Tally the lines in the following entries that include the word "quarterly"; state only the total.

>> start

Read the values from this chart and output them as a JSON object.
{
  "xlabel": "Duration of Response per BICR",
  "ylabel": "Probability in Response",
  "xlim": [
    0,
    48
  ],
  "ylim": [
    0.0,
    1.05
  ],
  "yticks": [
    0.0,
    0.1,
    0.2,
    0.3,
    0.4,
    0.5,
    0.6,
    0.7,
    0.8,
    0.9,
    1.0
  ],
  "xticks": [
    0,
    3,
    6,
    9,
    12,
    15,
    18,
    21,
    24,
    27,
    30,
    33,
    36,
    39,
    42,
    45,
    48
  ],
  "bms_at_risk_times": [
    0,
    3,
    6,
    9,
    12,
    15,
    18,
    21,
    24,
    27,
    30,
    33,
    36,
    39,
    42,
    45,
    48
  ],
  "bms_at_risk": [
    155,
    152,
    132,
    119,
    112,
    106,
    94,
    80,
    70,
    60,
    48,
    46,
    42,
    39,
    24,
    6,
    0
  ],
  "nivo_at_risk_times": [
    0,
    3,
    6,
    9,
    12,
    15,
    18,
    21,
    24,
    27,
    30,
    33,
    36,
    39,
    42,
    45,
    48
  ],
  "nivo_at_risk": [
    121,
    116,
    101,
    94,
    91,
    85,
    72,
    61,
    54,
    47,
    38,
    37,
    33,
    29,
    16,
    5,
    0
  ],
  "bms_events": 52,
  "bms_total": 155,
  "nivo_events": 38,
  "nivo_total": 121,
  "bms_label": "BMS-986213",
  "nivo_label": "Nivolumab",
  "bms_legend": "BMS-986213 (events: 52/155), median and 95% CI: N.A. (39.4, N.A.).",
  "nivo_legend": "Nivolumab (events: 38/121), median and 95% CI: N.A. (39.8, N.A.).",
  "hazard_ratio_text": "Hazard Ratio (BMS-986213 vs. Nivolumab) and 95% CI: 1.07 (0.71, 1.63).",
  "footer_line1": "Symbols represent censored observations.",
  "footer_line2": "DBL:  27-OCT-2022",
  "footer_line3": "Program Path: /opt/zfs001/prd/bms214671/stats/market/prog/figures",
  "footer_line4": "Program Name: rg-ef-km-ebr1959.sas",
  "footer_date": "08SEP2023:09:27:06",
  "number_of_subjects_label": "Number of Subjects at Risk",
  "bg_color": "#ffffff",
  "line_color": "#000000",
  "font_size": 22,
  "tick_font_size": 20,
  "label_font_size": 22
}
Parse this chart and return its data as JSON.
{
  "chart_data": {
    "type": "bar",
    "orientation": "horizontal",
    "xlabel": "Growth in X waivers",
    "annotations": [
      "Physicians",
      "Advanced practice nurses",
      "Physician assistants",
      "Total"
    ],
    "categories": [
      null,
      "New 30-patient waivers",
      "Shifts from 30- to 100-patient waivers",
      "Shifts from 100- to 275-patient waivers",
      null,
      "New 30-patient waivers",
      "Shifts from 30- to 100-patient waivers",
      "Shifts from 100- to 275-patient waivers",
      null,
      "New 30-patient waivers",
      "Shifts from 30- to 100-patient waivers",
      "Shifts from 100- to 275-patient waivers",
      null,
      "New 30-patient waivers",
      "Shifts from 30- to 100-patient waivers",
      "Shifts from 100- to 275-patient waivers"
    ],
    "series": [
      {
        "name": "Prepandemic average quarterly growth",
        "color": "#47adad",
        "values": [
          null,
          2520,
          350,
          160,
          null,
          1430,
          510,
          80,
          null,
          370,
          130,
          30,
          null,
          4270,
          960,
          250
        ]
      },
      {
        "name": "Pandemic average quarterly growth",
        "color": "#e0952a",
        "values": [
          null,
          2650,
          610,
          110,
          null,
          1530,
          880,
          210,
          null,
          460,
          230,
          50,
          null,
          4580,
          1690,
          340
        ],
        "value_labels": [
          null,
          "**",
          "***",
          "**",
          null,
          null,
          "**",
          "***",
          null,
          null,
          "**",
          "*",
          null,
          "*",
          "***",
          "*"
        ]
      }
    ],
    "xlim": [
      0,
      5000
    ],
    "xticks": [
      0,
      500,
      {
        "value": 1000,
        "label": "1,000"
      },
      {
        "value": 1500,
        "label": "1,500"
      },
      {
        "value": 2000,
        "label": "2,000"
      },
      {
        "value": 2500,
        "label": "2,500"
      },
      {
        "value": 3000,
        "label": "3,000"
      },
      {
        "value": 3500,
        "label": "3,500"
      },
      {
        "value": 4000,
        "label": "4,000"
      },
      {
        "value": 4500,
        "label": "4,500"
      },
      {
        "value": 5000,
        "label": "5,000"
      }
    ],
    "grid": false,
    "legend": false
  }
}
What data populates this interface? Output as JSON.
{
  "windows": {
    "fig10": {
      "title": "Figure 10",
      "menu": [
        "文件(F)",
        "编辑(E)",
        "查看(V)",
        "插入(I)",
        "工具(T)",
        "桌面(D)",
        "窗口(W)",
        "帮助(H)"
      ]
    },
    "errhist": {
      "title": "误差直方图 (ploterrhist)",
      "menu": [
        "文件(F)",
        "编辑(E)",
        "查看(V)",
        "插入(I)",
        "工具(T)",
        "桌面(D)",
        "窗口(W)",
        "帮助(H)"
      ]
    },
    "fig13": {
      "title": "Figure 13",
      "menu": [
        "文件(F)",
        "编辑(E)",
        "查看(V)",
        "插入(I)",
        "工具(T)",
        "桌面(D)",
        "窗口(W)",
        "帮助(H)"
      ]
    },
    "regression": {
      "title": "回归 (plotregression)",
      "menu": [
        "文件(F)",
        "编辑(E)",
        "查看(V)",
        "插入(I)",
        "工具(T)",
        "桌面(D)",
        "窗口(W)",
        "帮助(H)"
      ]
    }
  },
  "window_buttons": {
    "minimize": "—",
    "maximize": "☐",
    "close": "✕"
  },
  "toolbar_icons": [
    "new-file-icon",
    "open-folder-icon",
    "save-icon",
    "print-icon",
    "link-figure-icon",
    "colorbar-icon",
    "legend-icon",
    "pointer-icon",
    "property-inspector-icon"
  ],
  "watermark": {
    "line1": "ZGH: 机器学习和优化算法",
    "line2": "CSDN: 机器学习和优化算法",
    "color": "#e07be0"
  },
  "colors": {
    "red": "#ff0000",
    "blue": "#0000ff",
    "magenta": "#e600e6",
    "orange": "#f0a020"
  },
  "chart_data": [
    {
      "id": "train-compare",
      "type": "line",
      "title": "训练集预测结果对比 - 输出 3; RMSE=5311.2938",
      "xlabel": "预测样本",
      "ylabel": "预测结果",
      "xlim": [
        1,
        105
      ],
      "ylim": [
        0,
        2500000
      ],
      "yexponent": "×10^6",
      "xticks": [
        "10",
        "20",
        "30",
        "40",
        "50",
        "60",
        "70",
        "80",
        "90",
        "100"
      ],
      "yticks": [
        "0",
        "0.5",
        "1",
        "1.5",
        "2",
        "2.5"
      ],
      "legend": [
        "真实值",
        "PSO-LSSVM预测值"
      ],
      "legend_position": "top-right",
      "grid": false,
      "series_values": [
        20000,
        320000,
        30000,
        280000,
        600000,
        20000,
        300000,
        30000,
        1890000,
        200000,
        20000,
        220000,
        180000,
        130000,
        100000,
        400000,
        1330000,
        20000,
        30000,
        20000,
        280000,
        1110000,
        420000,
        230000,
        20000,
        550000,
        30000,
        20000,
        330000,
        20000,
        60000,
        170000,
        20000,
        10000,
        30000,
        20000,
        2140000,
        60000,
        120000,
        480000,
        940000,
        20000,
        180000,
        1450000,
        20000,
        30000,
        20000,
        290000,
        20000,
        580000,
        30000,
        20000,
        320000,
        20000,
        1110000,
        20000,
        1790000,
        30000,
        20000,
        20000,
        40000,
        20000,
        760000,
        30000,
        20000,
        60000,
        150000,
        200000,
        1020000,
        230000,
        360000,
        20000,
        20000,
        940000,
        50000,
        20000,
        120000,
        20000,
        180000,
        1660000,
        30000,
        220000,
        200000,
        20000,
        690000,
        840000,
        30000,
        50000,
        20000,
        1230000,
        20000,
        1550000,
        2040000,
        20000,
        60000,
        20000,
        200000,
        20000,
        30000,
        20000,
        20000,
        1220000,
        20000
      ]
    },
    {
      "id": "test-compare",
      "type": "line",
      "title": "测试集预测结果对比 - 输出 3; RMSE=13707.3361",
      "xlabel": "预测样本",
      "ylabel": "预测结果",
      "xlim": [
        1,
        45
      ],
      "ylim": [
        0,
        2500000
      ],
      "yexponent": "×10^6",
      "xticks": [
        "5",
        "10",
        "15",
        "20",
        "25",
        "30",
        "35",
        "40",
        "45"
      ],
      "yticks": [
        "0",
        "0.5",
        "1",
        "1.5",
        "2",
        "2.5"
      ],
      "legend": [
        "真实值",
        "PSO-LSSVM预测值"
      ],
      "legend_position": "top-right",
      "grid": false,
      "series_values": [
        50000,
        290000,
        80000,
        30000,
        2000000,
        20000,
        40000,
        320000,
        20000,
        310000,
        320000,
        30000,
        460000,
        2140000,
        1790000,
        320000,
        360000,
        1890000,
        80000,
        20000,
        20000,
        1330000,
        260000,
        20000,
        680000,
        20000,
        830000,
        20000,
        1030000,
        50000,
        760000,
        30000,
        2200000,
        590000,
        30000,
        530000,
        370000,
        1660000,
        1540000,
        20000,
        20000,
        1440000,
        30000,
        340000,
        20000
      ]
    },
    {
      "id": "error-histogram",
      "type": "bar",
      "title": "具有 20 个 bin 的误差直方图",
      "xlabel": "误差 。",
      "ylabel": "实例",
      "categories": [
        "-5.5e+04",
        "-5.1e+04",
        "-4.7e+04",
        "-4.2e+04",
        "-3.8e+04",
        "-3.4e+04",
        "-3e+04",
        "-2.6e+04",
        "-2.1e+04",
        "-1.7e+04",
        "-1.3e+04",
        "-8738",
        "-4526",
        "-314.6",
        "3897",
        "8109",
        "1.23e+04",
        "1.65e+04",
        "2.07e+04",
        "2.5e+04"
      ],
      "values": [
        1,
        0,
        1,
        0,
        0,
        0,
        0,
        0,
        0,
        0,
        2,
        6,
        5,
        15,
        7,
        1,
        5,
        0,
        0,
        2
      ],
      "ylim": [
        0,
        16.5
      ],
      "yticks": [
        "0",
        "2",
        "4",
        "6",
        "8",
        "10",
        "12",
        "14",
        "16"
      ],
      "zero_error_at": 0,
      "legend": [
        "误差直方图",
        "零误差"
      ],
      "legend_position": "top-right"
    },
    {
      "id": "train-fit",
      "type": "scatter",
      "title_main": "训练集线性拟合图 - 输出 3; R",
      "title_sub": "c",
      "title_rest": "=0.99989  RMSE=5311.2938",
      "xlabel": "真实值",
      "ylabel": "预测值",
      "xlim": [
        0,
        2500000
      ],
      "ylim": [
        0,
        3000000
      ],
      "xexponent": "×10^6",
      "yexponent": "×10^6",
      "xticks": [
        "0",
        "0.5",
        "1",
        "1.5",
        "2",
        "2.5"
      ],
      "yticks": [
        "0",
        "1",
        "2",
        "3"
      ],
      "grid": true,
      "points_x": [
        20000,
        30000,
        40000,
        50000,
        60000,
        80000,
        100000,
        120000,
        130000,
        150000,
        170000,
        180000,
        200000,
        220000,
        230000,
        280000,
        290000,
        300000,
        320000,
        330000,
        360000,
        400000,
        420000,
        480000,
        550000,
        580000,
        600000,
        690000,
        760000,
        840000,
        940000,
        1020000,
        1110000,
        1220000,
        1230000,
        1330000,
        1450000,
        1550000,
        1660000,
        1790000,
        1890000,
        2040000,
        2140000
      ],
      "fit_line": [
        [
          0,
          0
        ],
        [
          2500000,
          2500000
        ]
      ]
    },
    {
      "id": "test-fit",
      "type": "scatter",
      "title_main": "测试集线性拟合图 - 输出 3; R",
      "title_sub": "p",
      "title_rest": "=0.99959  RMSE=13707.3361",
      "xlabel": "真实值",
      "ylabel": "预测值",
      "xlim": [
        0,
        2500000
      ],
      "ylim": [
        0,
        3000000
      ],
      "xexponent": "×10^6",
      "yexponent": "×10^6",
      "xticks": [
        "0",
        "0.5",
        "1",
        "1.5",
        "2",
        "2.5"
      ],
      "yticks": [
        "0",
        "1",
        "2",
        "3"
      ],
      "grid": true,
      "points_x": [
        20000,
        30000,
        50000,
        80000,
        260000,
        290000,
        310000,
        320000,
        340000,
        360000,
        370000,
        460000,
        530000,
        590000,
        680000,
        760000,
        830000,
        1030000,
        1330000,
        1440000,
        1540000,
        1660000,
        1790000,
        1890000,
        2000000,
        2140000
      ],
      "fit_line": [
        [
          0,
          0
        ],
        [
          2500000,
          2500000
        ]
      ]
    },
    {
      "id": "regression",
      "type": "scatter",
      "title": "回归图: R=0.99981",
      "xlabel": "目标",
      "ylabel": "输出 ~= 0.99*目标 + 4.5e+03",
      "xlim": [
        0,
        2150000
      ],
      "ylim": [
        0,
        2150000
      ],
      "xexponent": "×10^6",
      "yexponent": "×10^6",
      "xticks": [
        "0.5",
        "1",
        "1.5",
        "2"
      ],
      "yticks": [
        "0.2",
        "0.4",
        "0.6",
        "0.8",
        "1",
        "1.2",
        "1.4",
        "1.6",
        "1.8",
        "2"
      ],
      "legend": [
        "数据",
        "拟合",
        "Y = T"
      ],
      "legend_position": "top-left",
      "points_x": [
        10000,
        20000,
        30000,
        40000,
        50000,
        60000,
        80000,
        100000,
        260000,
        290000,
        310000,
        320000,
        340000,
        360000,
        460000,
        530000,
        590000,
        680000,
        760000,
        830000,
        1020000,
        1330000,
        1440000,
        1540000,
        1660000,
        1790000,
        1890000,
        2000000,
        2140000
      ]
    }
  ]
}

>> end

**Correct answer:** 2